TASK GOAL:
Take from the listing each line that has the string "Fruit".
───── DATASET EXTRACT ─────
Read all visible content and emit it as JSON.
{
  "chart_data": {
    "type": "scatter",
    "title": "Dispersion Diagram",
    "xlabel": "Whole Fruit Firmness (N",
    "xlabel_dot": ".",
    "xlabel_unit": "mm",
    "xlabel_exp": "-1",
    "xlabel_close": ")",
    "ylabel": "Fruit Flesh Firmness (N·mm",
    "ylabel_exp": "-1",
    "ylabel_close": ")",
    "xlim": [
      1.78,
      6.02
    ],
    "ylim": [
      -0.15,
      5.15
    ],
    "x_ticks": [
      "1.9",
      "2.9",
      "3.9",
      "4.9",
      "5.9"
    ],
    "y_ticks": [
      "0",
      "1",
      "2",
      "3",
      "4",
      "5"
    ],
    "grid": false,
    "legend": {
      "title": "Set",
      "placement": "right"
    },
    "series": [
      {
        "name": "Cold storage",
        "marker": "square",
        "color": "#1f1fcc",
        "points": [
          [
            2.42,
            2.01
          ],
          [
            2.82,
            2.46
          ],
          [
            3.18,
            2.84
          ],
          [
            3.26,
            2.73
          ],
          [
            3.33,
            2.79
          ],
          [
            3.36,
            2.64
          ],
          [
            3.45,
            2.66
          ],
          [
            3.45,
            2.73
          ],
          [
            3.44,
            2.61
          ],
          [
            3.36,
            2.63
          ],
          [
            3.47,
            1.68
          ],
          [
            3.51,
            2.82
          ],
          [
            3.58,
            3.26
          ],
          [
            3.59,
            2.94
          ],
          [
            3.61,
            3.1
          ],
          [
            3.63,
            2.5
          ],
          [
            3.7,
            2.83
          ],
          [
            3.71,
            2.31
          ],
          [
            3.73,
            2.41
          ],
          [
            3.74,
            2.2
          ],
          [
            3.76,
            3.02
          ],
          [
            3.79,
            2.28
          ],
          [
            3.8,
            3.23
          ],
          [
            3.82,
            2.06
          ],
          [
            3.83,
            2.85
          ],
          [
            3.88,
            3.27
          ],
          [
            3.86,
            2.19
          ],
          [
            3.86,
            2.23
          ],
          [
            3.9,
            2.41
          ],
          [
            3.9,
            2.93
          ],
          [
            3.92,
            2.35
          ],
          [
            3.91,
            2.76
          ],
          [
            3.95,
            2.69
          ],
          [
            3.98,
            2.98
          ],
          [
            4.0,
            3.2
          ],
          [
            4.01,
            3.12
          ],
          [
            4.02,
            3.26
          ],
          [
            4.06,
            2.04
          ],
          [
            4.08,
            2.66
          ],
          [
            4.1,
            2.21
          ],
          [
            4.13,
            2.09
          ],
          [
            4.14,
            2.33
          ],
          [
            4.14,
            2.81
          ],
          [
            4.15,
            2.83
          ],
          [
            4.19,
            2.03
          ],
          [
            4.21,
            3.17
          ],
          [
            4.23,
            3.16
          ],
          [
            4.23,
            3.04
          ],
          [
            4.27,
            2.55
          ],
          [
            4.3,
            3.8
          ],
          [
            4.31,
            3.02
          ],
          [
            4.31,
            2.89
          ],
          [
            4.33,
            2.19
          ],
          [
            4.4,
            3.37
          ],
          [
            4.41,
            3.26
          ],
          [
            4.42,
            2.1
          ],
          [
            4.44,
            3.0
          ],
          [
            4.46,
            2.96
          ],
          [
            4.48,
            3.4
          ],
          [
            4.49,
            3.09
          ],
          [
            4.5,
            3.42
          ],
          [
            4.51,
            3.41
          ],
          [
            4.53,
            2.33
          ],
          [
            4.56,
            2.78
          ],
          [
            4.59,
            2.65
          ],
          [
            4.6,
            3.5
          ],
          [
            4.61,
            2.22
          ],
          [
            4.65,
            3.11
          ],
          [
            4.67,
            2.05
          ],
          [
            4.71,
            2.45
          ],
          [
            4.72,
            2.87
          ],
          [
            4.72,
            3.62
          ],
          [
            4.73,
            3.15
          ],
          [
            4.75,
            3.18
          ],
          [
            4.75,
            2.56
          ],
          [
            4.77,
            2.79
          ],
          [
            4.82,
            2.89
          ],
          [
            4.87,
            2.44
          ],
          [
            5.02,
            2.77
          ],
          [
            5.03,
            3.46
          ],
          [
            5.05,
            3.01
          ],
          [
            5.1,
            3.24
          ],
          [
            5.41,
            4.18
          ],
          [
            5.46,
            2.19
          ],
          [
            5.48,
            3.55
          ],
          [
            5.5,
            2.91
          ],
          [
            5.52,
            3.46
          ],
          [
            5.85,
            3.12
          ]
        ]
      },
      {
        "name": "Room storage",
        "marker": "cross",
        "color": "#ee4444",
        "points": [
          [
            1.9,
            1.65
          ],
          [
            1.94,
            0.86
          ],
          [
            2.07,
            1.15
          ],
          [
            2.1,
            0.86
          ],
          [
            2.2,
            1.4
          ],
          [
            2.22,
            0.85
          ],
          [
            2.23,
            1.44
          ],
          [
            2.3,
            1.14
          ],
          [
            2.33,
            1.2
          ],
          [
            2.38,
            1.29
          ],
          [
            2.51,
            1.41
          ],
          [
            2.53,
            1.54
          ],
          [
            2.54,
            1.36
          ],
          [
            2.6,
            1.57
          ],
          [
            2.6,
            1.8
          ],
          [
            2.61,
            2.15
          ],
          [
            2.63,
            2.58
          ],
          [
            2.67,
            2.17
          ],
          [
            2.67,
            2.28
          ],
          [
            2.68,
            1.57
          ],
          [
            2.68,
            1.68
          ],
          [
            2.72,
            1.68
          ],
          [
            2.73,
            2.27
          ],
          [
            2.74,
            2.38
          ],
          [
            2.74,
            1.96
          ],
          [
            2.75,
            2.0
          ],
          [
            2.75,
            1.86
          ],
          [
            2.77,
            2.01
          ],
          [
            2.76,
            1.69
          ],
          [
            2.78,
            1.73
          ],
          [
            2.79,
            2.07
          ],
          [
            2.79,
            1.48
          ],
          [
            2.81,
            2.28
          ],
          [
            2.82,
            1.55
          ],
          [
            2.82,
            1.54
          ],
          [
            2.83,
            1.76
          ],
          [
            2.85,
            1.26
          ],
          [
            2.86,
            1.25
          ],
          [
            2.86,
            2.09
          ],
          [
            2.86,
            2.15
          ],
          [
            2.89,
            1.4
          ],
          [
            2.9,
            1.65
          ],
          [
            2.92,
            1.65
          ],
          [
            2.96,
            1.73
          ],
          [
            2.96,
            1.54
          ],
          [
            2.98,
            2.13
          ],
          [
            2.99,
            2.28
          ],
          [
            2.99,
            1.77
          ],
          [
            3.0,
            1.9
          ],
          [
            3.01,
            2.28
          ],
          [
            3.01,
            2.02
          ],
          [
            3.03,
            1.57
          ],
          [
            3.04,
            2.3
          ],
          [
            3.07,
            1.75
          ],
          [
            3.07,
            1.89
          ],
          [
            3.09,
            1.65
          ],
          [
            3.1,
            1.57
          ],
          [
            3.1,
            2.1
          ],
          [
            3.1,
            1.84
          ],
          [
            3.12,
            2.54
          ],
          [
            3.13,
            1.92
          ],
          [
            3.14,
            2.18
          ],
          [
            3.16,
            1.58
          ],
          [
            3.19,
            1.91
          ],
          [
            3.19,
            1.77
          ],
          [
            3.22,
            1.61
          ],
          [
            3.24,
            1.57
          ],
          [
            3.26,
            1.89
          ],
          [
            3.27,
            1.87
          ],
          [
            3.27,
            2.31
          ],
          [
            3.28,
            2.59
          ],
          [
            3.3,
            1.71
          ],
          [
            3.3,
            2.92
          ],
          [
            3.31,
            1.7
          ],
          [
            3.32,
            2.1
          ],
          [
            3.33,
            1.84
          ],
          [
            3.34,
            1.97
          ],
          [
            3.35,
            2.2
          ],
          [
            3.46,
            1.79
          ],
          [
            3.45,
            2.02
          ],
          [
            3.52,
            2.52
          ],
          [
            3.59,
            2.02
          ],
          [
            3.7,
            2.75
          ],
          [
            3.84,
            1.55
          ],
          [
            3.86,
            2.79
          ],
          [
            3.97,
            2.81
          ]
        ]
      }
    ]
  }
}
─────
WRITTEN RESPONSE:
    "xlabel": "Whole Fruit Firmness (N",
    "ylabel": "Fruit Flesh Firmness (N·mm",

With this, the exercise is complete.